### [Source excerpt]
%%
Wood in the Middle Ages

Materiality

 
Introduction

Wood is omnipresent but often invisible in our everyday lives―from modern industry, fuel, and construction to paper goods, furniture, and even art. It is unfortunate, therefore, that the fundamental importance of wood and timber in the medieval world is often neglected because it survives only in certain environmental conditions in the archaeological record, or in an unpredictable result of preservation and luck through the centuries. | Erica Kinias

Sources of Wood in the Forests of Medieval and Early Modern Europe

The use of wood as a raw material in the medieval world for a wide variety of functional and artistic purposes was almost as widespread as living nature itself. The material was used for the construction of buildings and ships, furniture, musical instruments, and even the tools necessary to complete the work. It was also a desired material by medieval carvers for the making of sculpture. In Germany and Central Europe, lime (or lindenwood) was preferred, while in the Mediterranean region poplar was frequently used. Oak, and less often walnut, was favored in England, Flanders, and the Netherlands, and also preferred in France from the eighth until the fifteenth century, before elm and beech became desirable.1 While one may think that wood was both plentiful and nearby throughout the medieval landscape, timber for building and sculpture in Western Europe was often imported from a considerable distance.
%%
### [Dataset section]
%%
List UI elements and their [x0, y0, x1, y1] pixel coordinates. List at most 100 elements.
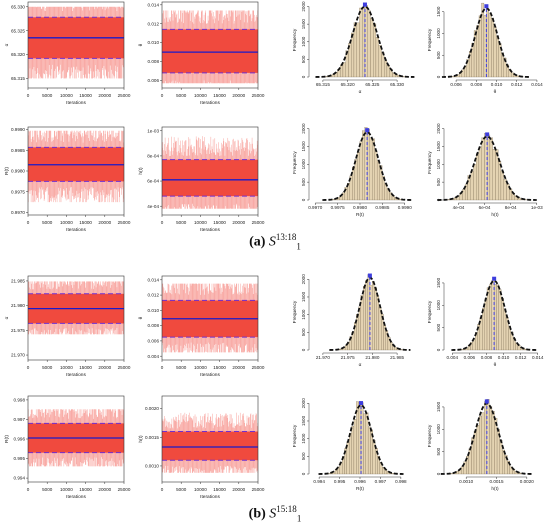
%%
### [Exercise details]
From the text on wood in the Middle Ages above, list every kind of wood it names as used by medieval carvers for sculpture.

### [Correct result]
- Lime (lindenwood)
- Poplar
- Oak
- Walnut
- Elm
- Beech